═══ Listed records

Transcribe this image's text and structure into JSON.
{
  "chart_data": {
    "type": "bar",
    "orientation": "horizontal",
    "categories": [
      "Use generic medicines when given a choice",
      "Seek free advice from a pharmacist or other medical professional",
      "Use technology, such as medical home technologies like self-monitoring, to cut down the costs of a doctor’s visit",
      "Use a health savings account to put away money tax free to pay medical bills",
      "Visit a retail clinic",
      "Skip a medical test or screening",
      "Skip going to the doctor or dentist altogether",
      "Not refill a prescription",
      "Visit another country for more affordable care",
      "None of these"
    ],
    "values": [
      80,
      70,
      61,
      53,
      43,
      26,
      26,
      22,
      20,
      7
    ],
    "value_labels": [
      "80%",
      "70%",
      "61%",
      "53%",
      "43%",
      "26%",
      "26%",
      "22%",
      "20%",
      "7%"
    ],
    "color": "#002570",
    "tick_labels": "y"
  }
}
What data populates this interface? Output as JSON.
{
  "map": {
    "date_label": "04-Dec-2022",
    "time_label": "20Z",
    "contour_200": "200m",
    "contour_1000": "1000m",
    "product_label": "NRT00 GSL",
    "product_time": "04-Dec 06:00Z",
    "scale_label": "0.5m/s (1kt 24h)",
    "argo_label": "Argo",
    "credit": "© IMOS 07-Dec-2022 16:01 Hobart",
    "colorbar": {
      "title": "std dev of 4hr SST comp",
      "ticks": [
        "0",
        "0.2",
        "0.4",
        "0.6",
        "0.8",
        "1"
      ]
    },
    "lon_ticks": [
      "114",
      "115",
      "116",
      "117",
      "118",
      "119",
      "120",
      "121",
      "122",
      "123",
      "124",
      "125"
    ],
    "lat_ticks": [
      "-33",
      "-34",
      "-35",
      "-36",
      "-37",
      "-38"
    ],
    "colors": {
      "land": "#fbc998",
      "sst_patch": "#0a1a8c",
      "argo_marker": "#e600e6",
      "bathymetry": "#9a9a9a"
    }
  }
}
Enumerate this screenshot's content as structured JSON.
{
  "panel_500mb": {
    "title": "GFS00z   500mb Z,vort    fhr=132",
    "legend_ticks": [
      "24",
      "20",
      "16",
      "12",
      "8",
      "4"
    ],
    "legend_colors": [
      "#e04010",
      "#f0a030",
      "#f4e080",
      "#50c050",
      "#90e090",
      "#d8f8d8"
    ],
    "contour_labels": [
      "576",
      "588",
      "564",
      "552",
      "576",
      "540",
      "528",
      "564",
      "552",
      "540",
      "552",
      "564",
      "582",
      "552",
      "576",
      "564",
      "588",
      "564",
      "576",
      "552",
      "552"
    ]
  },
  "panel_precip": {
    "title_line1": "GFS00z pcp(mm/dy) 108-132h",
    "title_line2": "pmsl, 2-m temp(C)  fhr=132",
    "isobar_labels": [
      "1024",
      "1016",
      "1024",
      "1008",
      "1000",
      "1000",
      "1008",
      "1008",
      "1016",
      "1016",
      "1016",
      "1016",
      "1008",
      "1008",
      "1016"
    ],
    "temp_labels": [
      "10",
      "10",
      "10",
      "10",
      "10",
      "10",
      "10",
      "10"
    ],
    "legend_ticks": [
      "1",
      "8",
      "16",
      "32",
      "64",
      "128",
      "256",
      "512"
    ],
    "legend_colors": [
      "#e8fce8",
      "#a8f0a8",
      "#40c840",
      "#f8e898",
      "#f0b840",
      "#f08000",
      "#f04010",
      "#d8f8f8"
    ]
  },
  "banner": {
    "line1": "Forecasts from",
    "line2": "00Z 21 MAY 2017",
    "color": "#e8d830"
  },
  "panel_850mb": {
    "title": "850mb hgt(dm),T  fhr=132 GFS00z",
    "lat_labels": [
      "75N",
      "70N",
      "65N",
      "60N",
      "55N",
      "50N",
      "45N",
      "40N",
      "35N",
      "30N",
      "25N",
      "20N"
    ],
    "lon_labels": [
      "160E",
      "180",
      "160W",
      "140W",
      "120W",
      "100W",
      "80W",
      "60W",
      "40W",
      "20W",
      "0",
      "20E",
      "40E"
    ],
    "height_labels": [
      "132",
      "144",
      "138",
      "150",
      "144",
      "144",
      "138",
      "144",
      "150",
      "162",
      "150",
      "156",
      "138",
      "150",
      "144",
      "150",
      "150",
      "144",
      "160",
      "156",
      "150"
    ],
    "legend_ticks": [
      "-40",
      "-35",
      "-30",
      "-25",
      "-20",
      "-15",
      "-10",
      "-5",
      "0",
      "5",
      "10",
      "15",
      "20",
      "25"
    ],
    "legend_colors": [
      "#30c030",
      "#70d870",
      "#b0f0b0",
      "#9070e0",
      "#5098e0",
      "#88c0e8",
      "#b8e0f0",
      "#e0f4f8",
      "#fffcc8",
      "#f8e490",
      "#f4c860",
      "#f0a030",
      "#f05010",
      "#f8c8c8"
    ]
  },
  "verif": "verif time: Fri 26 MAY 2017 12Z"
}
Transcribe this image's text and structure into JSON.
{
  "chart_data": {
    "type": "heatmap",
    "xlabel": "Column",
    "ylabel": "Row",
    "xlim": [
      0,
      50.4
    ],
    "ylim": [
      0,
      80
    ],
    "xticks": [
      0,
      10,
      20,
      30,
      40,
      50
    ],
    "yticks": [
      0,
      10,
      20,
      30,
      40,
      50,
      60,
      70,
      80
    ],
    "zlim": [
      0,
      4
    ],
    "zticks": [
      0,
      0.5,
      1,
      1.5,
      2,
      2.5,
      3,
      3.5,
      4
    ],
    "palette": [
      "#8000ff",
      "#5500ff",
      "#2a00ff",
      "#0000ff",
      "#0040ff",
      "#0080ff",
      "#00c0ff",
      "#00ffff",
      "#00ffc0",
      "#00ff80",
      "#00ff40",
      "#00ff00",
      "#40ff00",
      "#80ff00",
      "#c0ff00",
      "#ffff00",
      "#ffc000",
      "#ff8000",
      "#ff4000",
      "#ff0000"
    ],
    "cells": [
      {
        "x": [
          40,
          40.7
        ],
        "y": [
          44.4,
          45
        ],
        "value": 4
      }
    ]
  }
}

══════

Written exercise » All of the entries above need to be reproduced exactly.

Answer for this exercise »
Transcribe this image's text and structure into JSON.
{
  "chart_data": {
    "type": "bar",
    "orientation": "horizontal",
    "categories": [
      "Use generic medicines when given a choice",
      "Seek free advice from a pharmacist or other medical professional",
      "Use technology, such as medical home technologies like self-monitoring, to cut down the costs of a doctor’s visit",
      "Use a health savings account to put away money tax free to pay medical bills",
      "Visit a retail clinic",
      "Skip a medical test or screening",
      "Skip going to the doctor or dentist altogether",
      "Not refill a prescription",
      "Visit another country for more affordable care",
      "None of these"
    ],
    "values": [
      80,
      70,
      61,
      53,
      43,
      26,
      26,
      22,
      20,
      7
    ],
    "value_labels": [
      "80%",
      "70%",
      "61%",
      "53%",
      "43%",
      "26%",
      "26%",
      "22%",
      "20%",
      "7%"
    ],
    "color": "#002570",
    "tick_labels": "y"
  }
}
What data populates this interface? Output as JSON.
{
  "map": {
    "date_label": "04-Dec-2022",
    "time_label": "20Z",
    "contour_200": "200m",
    "contour_1000": "1000m",
    "product_label": "NRT00 GSL",
    "product_time": "04-Dec 06:00Z",
    "scale_label": "0.5m/s (1kt 24h)",
    "argo_label": "Argo",
    "credit": "© IMOS 07-Dec-2022 16:01 Hobart",
    "colorbar": {
      "title": "std dev of 4hr SST comp",
      "ticks": [
        "0",
        "0.2",
        "0.4",
        "0.6",
        "0.8",
        "1"
      ]
    },
    "lon_ticks": [
      "114",
      "115",
      "116",
      "117",
      "118",
      "119",
      "120",
      "121",
      "122",
      "123",
      "124",
      "125"
    ],
    "lat_ticks": [
      "-33",
      "-34",
      "-35",
      "-36",
      "-37",
      "-38"
    ],
    "colors": {
      "land": "#fbc998",
      "sst_patch": "#0a1a8c",
      "argo_marker": "#e600e6",
      "bathymetry": "#9a9a9a"
    }
  }
}
Enumerate this screenshot's content as structured JSON.
{
  "panel_500mb": {
    "title": "GFS00z   500mb Z,vort    fhr=132",
    "legend_ticks": [
      "24",
      "20",
      "16",
      "12",
      "8",
      "4"
    ],
    "legend_colors": [
      "#e04010",
      "#f0a030",
      "#f4e080",
      "#50c050",
      "#90e090",
      "#d8f8d8"
    ],
    "contour_labels": [
      "576",
      "588",
      "564",
      "552",
      "576",
      "540",
      "528",
      "564",
      "552",
      "540",
      "552",
      "564",
      "582",
      "552",
      "576",
      "564",
      "588",
      "564",
      "576",
      "552",
      "552"
    ]
  },
  "panel_precip": {
    "title_line1": "GFS00z pcp(mm/dy) 108-132h",
    "title_line2": "pmsl, 2-m temp(C)  fhr=132",
    "isobar_labels": [
      "1024",
      "1016",
      "1024",
      "1008",
      "1000",
      "1000",
      "1008",
      "1008",
      "1016",
      "1016",
      "1016",
      "1016",
      "1008",
      "1008",
      "1016"
    ],
    "temp_labels": [
      "10",
      "10",
      "10",
      "10",
      "10",
      "10",
      "10",
      "10"
    ],
    "legend_ticks": [
      "1",
      "8",
      "16",
      "32",
      "64",
      "128",
      "256",
      "512"
    ],
    "legend_colors": [
      "#e8fce8",
      "#a8f0a8",
      "#40c840",
      "#f8e898",
      "#f0b840",
      "#f08000",
      "#f04010",
      "#d8f8f8"
    ]
  },
  "banner": {
    "line1": "Forecasts from",
    "line2": "00Z 21 MAY 2017",
    "color": "#e8d830"
  },
  "panel_850mb": {
    "title": "850mb hgt(dm),T  fhr=132 GFS00z",
    "lat_labels": [
      "75N",
      "70N",
      "65N",
      "60N",
      "55N",
      "50N",
      "45N",
      "40N",
      "35N",
      "30N",
      "25N",
      "20N"
    ],
    "lon_labels": [
      "160E",
      "180",
      "160W",
      "140W",
      "120W",
      "100W",
      "80W",
      "60W",
      "40W",
      "20W",
      "0",
      "20E",
      "40E"
    ],
    "height_labels": [
      "132",
      "144",
      "138",
      "150",
      "144",
      "144",
      "138",
      "144",
      "150",
      "162",
      "150",
      "156",
      "138",
      "150",
      "144",
      "150",
      "150",
      "144",
      "160",
      "156",
      "150"
    ],
    "legend_ticks": [
      "-40",
      "-35",
      "-30",
      "-25",
      "-20",
      "-15",
      "-10",
      "-5",
      "0",
      "5",
      "10",
      "15",
      "20",
      "25"
    ],
    "legend_colors": [
      "#30c030",
      "#70d870",
      "#b0f0b0",
      "#9070e0",
      "#5098e0",
      "#88c0e8",
      "#b8e0f0",
      "#e0f4f8",
      "#fffcc8",
      "#f8e490",
      "#f4c860",
      "#f0a030",
      "#f05010",
      "#f8c8c8"
    ]
  },
  "verif": "verif time: Fri 26 MAY 2017 12Z"
}
Transcribe this image's text and structure into JSON.
{
  "chart_data": {
    "type": "heatmap",
    "xlabel": "Column",
    "ylabel": "Row",
    "xlim": [
      0,
      50.4
    ],
    "ylim": [
      0,
      80
    ],
    "xticks": [
      0,
      10,
      20,
      30,
      40,
      50
    ],
    "yticks": [
      0,
      10,
      20,
      30,
      40,
      50,
      60,
      70,
      80
    ],
    "zlim": [
      0,
      4
    ],
    "zticks": [
      0,
      0.5,
      1,
      1.5,
      2,
      2.5,
      3,
      3.5,
      4
    ],
    "palette": [
      "#8000ff",
      "#5500ff",
      "#2a00ff",
      "#0000ff",
      "#0040ff",
      "#0080ff",
      "#00c0ff",
      "#00ffff",
      "#00ffc0",
      "#00ff80",
      "#00ff40",
      "#00ff00",
      "#40ff00",
      "#80ff00",
      "#c0ff00",
      "#ffff00",
      "#ffc000",
      "#ff8000",
      "#ff4000",
      "#ff0000"
    ],
    "cells": [
      {
        "x": [
          40,
          40.7
        ],
        "y": [
          44.4,
          45
        ],
        "value": 4
      }
    ]
  }
}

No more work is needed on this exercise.